Dataset items
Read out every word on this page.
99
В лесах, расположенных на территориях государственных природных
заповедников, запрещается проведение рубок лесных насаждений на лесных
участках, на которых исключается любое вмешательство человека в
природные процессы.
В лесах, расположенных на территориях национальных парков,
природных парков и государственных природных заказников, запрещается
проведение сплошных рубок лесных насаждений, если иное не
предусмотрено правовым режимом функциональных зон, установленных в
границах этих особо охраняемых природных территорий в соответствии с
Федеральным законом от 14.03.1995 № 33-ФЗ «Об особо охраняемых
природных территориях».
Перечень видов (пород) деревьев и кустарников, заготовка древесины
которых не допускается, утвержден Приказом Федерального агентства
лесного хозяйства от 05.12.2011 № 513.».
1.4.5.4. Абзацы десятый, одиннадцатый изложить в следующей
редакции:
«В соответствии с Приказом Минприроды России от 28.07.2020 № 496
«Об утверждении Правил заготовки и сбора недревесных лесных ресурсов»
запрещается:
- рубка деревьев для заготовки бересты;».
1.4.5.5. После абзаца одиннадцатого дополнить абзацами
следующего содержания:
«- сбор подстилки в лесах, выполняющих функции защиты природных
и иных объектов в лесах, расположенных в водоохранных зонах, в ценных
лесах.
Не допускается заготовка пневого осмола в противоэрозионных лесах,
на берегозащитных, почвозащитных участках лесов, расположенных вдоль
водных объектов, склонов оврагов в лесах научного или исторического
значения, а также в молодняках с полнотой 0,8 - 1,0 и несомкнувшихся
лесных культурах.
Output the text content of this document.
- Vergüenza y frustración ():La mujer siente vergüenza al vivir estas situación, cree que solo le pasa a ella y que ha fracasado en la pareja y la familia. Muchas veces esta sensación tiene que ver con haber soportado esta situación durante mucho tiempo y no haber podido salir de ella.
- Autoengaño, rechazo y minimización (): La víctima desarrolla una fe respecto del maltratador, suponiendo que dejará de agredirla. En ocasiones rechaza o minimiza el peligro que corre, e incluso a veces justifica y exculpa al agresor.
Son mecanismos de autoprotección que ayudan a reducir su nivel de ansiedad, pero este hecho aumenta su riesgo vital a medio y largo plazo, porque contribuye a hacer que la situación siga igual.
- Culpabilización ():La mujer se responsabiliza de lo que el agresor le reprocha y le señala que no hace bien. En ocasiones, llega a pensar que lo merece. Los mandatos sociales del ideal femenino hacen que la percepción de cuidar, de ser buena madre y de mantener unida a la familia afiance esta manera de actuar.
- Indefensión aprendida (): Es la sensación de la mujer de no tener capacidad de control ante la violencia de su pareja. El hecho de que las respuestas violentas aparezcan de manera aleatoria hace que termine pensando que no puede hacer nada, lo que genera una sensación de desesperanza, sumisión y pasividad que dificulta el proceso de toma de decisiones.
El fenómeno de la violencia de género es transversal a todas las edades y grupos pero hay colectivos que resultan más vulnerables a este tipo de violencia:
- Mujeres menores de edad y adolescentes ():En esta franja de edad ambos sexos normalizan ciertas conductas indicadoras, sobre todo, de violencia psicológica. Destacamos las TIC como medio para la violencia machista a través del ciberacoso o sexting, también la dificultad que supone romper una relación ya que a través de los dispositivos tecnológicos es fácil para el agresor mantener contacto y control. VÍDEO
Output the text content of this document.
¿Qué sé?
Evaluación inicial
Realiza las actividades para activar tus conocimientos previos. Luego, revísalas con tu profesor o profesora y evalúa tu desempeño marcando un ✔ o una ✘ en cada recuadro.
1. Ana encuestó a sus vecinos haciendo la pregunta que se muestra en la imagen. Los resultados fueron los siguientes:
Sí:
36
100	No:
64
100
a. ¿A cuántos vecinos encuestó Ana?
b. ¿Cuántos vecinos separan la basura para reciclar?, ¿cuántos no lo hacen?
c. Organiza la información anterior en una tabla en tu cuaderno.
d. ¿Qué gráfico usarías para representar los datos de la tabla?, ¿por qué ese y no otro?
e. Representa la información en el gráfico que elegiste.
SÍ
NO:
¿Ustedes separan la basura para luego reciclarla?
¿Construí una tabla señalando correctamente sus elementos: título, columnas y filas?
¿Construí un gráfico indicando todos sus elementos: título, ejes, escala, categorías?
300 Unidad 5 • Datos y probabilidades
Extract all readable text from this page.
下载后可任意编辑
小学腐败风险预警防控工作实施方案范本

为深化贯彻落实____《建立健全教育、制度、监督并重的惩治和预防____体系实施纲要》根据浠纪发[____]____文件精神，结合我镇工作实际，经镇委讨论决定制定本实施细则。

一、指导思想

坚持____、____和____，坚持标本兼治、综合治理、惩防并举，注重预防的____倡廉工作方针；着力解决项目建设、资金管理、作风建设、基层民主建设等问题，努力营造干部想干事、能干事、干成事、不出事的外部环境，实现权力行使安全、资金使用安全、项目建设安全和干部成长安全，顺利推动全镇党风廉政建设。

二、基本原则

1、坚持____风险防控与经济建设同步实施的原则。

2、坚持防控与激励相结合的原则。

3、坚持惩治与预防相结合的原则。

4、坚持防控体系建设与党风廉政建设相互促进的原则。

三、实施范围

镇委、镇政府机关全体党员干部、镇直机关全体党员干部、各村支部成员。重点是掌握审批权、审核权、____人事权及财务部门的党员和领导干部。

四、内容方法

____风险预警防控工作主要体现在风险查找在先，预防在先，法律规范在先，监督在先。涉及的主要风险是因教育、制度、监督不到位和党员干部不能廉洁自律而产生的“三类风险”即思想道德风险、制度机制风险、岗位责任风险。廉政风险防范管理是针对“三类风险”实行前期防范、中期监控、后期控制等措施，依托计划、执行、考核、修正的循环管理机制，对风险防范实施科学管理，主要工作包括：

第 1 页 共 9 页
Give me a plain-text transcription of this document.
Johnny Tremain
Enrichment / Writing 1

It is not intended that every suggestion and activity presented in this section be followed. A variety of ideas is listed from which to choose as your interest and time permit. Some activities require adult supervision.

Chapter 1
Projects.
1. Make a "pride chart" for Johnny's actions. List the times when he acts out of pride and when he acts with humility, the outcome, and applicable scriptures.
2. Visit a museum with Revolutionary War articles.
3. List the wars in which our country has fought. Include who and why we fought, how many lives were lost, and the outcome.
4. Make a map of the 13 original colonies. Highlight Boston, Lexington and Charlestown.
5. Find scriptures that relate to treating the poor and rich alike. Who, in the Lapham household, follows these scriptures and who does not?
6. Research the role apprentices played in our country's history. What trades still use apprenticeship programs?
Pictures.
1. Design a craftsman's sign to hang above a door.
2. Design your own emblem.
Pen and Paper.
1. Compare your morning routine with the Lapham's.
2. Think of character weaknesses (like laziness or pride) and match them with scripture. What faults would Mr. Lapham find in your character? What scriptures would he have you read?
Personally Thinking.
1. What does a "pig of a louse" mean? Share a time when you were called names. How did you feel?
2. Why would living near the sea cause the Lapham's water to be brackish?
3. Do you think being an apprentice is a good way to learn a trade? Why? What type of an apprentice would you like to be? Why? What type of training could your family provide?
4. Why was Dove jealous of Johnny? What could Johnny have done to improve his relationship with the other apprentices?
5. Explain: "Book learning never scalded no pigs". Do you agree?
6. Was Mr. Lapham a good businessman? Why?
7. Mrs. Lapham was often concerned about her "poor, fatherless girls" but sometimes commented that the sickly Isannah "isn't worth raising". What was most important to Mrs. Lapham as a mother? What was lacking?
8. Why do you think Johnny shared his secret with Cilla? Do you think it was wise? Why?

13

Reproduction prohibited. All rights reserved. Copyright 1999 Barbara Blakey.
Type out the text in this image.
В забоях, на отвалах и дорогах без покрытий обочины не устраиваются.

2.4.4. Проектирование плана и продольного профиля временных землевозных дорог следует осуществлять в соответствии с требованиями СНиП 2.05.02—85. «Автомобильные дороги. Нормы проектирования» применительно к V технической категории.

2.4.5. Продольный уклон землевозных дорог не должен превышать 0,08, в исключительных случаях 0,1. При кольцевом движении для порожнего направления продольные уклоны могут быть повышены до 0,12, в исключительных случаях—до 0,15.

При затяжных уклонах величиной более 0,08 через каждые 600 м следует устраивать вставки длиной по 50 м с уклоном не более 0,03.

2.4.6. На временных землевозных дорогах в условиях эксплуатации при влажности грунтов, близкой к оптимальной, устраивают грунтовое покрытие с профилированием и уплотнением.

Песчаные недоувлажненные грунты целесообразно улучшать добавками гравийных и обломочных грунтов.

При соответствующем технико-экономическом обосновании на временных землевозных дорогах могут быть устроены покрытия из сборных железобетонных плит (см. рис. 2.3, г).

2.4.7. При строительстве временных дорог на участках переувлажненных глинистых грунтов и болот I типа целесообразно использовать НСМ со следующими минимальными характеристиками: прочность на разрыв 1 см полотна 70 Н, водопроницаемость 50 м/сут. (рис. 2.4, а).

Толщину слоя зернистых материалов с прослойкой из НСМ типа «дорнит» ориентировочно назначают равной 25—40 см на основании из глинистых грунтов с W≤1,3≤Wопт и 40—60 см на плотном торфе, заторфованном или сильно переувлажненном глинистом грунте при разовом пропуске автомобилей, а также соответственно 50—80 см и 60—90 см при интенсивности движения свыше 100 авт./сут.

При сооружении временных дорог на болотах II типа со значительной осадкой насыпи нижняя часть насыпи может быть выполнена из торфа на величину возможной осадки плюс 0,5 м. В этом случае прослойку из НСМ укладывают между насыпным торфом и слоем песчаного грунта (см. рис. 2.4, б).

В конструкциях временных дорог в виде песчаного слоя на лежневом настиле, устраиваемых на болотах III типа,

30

→ Problem to work on
How many lines in the listing above contain the string "gráfico"? Answer with the number only.

→ Result of the exercise
3